Directions: In your copy, leave out the pictures; write out all the data exactly.

Supplied entries:
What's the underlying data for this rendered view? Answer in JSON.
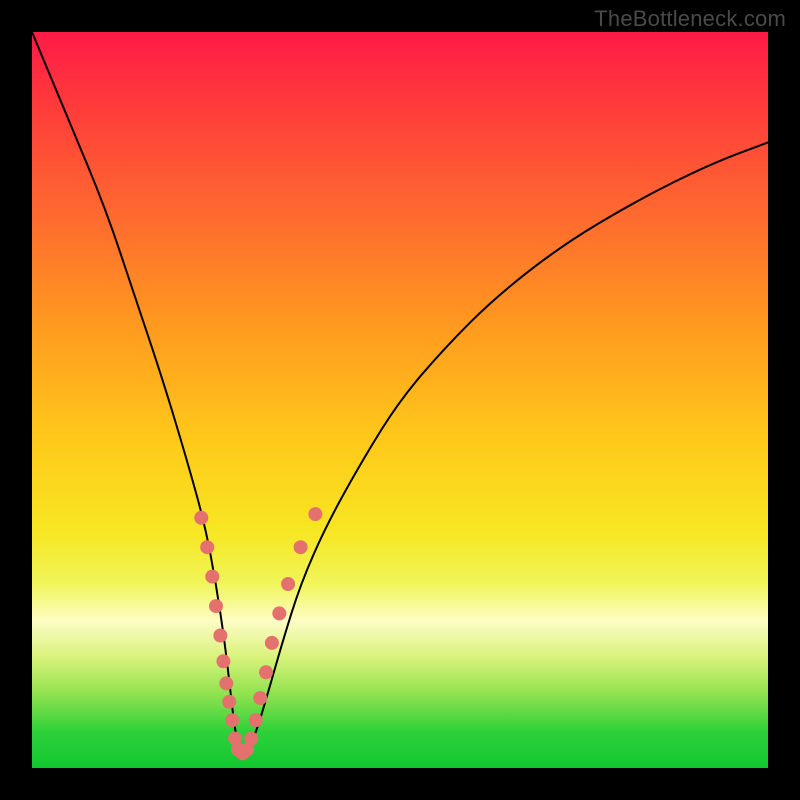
{
  "watermark": "TheBottleneck.com",
  "colors": {
    "background": "#000000",
    "gradient_top": "#ff1a46",
    "gradient_bottom": "#11c730",
    "curve": "#000000",
    "dots": "#e4716e"
  },
  "chart_data": {
    "type": "line",
    "title": "",
    "xlabel": "",
    "ylabel": "",
    "xlim": [
      0,
      100
    ],
    "ylim": [
      0,
      100
    ],
    "x": [
      0,
      5,
      10,
      14,
      18,
      21,
      23.5,
      25,
      26.2,
      27,
      27.6,
      28.3,
      29.2,
      30.5,
      32,
      34,
      36.5,
      40,
      45,
      50,
      56,
      63,
      72,
      82,
      92,
      100
    ],
    "values": [
      100,
      88,
      76,
      64,
      52,
      42,
      33,
      25,
      17,
      10,
      5,
      2,
      2,
      5,
      10,
      17,
      25,
      33,
      42,
      50,
      57,
      64,
      71,
      77,
      82,
      85
    ],
    "dots": [
      {
        "x": 23.0,
        "y": 34.0
      },
      {
        "x": 23.8,
        "y": 30.0
      },
      {
        "x": 24.5,
        "y": 26.0
      },
      {
        "x": 25.0,
        "y": 22.0
      },
      {
        "x": 25.6,
        "y": 18.0
      },
      {
        "x": 26.0,
        "y": 14.5
      },
      {
        "x": 26.4,
        "y": 11.5
      },
      {
        "x": 26.8,
        "y": 9.0
      },
      {
        "x": 27.2,
        "y": 6.5
      },
      {
        "x": 27.6,
        "y": 4.0
      },
      {
        "x": 28.0,
        "y": 2.5
      },
      {
        "x": 28.6,
        "y": 2.0
      },
      {
        "x": 29.2,
        "y": 2.5
      },
      {
        "x": 29.8,
        "y": 4.0
      },
      {
        "x": 30.4,
        "y": 6.5
      },
      {
        "x": 31.0,
        "y": 9.5
      },
      {
        "x": 31.8,
        "y": 13.0
      },
      {
        "x": 32.6,
        "y": 17.0
      },
      {
        "x": 33.6,
        "y": 21.0
      },
      {
        "x": 34.8,
        "y": 25.0
      },
      {
        "x": 36.5,
        "y": 30.0
      },
      {
        "x": 38.5,
        "y": 34.5
      }
    ],
    "dot_radius": 7
  }
}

Output of the exercise:
What's the underlying data for this rendered view? Answer in JSON.
{
  "watermark": "TheBottleneck.com",
  "colors": {
    "background": "#000000",
    "gradient_top": "#ff1a46",
    "gradient_bottom": "#11c730",
    "curve": "#000000",
    "dots": "#e4716e"
  },
  "chart_data": {
    "type": "line",
    "title": "",
    "xlabel": "",
    "ylabel": "",
    "xlim": [
      0,
      100
    ],
    "ylim": [
      0,
      100
    ],
    "x": [
      0,
      5,
      10,
      14,
      18,
      21,
      23.5,
      25,
      26.2,
      27,
      27.6,
      28.3,
      29.2,
      30.5,
      32,
      34,
      36.5,
      40,
      45,
      50,
      56,
      63,
      72,
      82,
      92,
      100
    ],
    "values": [
      100,
      88,
      76,
      64,
      52,
      42,
      33,
      25,
      17,
      10,
      5,
      2,
      2,
      5,
      10,
      17,
      25,
      33,
      42,
      50,
      57,
      64,
      71,
      77,
      82,
      85
    ],
    "dots": [
      {
        "x": 23.0,
        "y": 34.0
      },
      {
        "x": 23.8,
        "y": 30.0
      },
      {
        "x": 24.5,
        "y": 26.0
      },
      {
        "x": 25.0,
        "y": 22.0
      },
      {
        "x": 25.6,
        "y": 18.0
      },
      {
        "x": 26.0,
        "y": 14.5
      },
      {
        "x": 26.4,
        "y": 11.5
      },
      {
        "x": 26.8,
        "y": 9.0
      },
      {
        "x": 27.2,
        "y": 6.5
      },
      {
        "x": 27.6,
        "y": 4.0
      },
      {
        "x": 28.0,
        "y": 2.5
      },
      {
        "x": 28.6,
        "y": 2.0
      },
      {
        "x": 29.2,
        "y": 2.5
      },
      {
        "x": 29.8,
        "y": 4.0
      },
      {
        "x": 30.4,
        "y": 6.5
      },
      {
        "x": 31.0,
        "y": 9.5
      },
      {
        "x": 31.8,
        "y": 13.0
      },
      {
        "x": 32.6,
        "y": 17.0
      },
      {
        "x": 33.6,
        "y": 21.0
      },
      {
        "x": 34.8,
        "y": 25.0
      },
      {
        "x": 36.5,
        "y": 30.0
      },
      {
        "x": 38.5,
        "y": 34.5
      }
    ],
    "dot_radius": 7
  }
}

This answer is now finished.